# Set problem
All of the data below should be written out exactly.

Source records:
------------------------------------------------------------------------

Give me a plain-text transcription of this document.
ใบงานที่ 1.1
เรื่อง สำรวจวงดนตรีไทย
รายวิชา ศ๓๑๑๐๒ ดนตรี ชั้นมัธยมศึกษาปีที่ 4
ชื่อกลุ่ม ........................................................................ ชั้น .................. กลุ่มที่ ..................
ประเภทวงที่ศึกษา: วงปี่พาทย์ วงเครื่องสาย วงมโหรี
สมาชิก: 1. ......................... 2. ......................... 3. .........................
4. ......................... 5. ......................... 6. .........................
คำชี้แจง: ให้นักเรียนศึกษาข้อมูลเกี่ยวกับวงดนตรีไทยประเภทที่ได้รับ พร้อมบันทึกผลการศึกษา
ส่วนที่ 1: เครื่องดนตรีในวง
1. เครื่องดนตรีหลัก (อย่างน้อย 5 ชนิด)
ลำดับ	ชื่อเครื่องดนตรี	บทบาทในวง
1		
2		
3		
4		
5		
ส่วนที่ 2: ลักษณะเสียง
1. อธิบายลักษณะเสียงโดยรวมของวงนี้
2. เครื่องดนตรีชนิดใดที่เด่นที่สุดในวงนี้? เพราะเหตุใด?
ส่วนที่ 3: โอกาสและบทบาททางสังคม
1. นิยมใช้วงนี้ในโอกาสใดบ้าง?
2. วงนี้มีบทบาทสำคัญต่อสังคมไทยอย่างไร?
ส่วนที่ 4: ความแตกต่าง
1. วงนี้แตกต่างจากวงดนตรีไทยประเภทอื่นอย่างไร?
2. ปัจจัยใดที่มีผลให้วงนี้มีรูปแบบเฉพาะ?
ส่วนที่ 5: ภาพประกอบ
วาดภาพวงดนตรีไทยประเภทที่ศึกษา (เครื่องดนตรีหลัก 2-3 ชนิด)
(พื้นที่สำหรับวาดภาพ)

------------------------------------------------------------------------

# Output below
Give me a plain-text transcription of this document.
ใบงานที่ 1.1
เรื่อง สำรวจวงดนตรีไทย
รายวิชา ศ๓๑๑๐๒ ดนตรี ชั้นมัธยมศึกษาปีที่ 4
ชื่อกลุ่ม ........................................................................ ชั้น .................. กลุ่มที่ ..................
ประเภทวงที่ศึกษา: วงปี่พาทย์ วงเครื่องสาย วงมโหรี
สมาชิก: 1. ......................... 2. ......................... 3. .........................
4. ......................... 5. ......................... 6. .........................
คำชี้แจง: ให้นักเรียนศึกษาข้อมูลเกี่ยวกับวงดนตรีไทยประเภทที่ได้รับ พร้อมบันทึกผลการศึกษา
ส่วนที่ 1: เครื่องดนตรีในวง
1. เครื่องดนตรีหลัก (อย่างน้อย 5 ชนิด)
ลำดับ	ชื่อเครื่องดนตรี	บทบาทในวง
1		
2		
3		
4		
5		
ส่วนที่ 2: ลักษณะเสียง
1. อธิบายลักษณะเสียงโดยรวมของวงนี้
2. เครื่องดนตรีชนิดใดที่เด่นที่สุดในวงนี้? เพราะเหตุใด?
ส่วนที่ 3: โอกาสและบทบาททางสังคม
1. นิยมใช้วงนี้ในโอกาสใดบ้าง?
2. วงนี้มีบทบาทสำคัญต่อสังคมไทยอย่างไร?
ส่วนที่ 4: ความแตกต่าง
1. วงนี้แตกต่างจากวงดนตรีไทยประเภทอื่นอย่างไร?
2. ปัจจัยใดที่มีผลให้วงนี้มีรูปแบบเฉพาะ?
ส่วนที่ 5: ภาพประกอบ
วาดภาพวงดนตรีไทยประเภทที่ศึกษา (เครื่องดนตรีหลัก 2-3 ชนิด)
(พื้นที่สำหรับวาดภาพ)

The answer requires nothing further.